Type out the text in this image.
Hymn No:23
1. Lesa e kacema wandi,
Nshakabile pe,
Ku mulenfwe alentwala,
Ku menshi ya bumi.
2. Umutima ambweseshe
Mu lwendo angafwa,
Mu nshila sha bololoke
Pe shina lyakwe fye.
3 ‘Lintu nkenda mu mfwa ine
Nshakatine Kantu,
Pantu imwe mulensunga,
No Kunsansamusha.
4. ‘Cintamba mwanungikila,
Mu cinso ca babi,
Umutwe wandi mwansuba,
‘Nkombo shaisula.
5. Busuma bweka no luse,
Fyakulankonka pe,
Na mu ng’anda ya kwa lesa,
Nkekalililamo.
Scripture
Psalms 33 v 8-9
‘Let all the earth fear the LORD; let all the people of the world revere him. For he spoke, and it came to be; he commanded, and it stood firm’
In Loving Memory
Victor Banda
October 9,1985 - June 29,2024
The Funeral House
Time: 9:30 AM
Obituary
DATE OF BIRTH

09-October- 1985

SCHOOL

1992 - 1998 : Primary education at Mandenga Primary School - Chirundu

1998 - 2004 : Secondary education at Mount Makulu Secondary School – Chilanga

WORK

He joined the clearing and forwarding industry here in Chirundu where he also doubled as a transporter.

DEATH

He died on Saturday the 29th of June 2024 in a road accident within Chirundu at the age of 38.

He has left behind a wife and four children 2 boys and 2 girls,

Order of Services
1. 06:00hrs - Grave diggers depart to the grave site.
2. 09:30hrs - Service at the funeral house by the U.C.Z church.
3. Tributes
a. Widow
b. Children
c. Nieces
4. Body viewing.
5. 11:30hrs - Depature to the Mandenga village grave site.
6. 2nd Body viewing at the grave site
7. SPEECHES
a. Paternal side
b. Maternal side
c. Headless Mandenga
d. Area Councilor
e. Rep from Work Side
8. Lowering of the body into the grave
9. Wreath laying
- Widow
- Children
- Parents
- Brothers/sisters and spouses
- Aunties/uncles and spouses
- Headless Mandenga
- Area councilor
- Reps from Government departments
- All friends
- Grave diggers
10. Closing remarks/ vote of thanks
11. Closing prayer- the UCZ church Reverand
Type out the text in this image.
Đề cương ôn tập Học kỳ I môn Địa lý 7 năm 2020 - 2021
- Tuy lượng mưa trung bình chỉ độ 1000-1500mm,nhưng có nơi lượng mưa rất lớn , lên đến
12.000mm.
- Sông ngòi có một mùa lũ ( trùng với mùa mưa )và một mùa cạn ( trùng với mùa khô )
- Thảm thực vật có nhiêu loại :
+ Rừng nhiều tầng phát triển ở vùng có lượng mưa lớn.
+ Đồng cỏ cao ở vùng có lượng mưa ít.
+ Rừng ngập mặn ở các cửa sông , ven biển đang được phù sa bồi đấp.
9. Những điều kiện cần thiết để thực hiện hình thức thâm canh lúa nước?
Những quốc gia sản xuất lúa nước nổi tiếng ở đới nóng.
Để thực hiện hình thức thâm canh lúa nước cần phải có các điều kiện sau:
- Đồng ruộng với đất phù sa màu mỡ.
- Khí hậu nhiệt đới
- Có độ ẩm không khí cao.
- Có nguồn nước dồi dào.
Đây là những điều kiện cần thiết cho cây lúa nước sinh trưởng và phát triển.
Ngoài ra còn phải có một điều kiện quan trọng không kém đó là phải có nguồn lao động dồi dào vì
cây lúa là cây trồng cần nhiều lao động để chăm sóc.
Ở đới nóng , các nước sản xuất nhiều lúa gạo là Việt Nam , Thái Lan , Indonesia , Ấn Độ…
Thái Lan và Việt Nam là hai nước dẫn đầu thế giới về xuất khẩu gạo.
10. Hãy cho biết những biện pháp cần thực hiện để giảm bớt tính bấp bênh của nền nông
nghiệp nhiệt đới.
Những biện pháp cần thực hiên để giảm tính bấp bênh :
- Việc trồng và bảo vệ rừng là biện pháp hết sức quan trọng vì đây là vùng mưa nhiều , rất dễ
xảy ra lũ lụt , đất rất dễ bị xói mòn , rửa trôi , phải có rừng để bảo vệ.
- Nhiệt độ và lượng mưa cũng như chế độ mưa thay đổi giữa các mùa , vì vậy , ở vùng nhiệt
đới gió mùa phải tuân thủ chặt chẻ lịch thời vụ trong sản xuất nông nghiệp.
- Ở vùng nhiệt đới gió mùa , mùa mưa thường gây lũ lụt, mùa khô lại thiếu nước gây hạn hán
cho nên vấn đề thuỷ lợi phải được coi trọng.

========================================

Write down every line of the data above that includes the string "thức".

9. Những điều kiện cần thiết để thực hiện hình thức thâm canh lúa nước?
Để thực hiện hình thức thâm canh lúa nước cần phải có các điều kiện sau:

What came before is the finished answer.